● **Task set**:
(a) Sum up the fiber optic sensor claims in two sentences.
(b) From the fiber optic sensor claims, render this sentence in Spanish: "The fiber optic sensor of claim 5 , wherein said fiber transmits LP01 and LP11 modes."
(c) Proceed with the fiber optic sensor claims, picking up right after their final line.

--- Start of Passage given ---

2. The fiber optic sensor of claim 1 , wherein said first layer comprises GeO2, Al2O3, boron-doped silica, or a selectively co-doped material.
3. The fiber optic sensor of claim 1 , wherein said second layer comprises SnO2, GeO2, or another photosensitive, doped material.
4. The fiber optic sensor of claim 1 , wherein said third layer comprises an essentially pure silica layer that is essentially not photosensitive.
5. The fiber optic sensor of claim 1 , wherein said fiber is a dual mode fiber.
6. The fiber optic sensor of claim 5 , wherein said fiber transmits LP01 and LP11 modes.
7. A method of constructing a fiber optic sensor for simultaneously measuring temperature and strain deviations, comprising the steps of
providing a fiber optic preform,
depositing a first layer of a first photosensitive material on a surface of said preform, wherein after deposition said first layer comprises a first exposed surface,
depositing an intermediate layer of an essentially non-photosensitive material on said first exposed surface, wherein after deposition said intermediate layer comprises a second exposed surface,
depositing a second layer of a second photosensitive material on said second exposed surface,
pulling said preform into a fiber optic,
forming essentially identically-patterned Bragg gratings in said first layer and said third layer at essentially the same longitudinal position along said fiber optic.
8. The method of claim 7 , additionally comprising the step of selecting the material for said first layer from the group of SnO2, GeO2, or another photosensitive, doped material.

--- End of Passage given ---
--- Start of Information shown ---

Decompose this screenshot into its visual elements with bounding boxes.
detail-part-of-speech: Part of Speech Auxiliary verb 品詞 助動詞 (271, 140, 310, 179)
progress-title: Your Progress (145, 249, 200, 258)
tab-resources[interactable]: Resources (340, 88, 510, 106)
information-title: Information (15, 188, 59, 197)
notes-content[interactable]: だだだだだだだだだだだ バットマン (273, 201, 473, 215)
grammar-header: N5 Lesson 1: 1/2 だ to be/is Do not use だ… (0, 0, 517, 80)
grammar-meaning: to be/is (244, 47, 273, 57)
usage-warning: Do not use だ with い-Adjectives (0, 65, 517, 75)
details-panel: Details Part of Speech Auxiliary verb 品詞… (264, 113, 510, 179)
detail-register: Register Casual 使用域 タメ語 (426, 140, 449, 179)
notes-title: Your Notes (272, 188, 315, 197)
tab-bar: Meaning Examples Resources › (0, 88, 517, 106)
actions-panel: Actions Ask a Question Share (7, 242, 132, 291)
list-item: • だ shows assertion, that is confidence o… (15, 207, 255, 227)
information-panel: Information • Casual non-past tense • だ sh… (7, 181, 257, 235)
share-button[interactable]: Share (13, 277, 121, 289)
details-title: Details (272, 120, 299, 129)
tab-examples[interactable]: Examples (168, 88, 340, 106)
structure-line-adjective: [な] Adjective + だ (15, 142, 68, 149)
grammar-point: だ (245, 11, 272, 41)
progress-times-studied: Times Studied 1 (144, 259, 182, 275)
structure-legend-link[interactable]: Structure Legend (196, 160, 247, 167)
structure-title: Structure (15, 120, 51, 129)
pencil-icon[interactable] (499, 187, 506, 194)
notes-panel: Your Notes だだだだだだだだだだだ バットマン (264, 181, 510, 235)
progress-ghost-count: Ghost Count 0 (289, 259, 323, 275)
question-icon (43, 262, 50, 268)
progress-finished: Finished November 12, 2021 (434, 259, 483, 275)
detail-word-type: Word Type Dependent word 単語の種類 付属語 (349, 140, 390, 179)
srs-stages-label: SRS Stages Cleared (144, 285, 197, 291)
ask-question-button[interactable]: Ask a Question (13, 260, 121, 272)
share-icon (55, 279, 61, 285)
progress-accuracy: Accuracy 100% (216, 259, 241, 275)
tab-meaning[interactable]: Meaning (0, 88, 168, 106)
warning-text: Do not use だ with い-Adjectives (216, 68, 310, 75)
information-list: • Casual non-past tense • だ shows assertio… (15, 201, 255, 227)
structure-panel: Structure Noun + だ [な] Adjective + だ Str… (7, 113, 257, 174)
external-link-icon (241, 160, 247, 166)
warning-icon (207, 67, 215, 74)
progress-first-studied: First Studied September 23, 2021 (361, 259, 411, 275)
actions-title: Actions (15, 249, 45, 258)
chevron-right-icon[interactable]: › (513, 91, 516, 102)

--- End of Information shown ---

● **Outputs for the tasks**:
(a) The claims describe a fiber optic sensor with layers made of specified materials, including an essentially pure silica layer that is essentially not photosensitive, and a fiber that may be dual mode, carrying LP01 and LP11 modes. They also describe a method of building a sensor that measures temperature and strain deviations at the same time: photosensitive and non-photosensitive layers are deposited on a fiber optic preform, the preform is pulled into a fiber, and essentially identically-patterned Bragg gratings are formed at essentially the same position along it.

(b) El sensor de fibra óptica de la reivindicación 5, en el que dicha fibra transmite los modos LP01 y LP11.

(c)
9. The method of claim 7 , additionally comprising the step of selecting the material for said second layer from the group of GeO2, Al2O3, boron-doped silica, or a selectively co-doped material.
10. The method of claim 7 , wherein the step of forming essentially identically-patterned Bragg gratings in said first layer and said third layer at essentially the same longitudinal position along said fiber optic additionally comprises the step of utilizing a source of ultraviolet light to form said Bragg gratings.
11. The method of claim 10 , additionally comprising the step of positioning a mask between said source of ultraviolet light and said fiber optic.
12. A method of determining strain and temperature imposed on a sensor by its environment, wherein said sensor comprises at least two essentially concentric Bragg gratings formed in different materials, comprising the steps of observing essentially simultaneous responses from said Bragg gratings, and mathematically resolving values for temperature and strain imposed on said sensor from the responses of said Bragg gratings.
13. The method of claim 12 , additionally comprising the step of recording said responses from said Bragg gratings.
Priority Applications (5)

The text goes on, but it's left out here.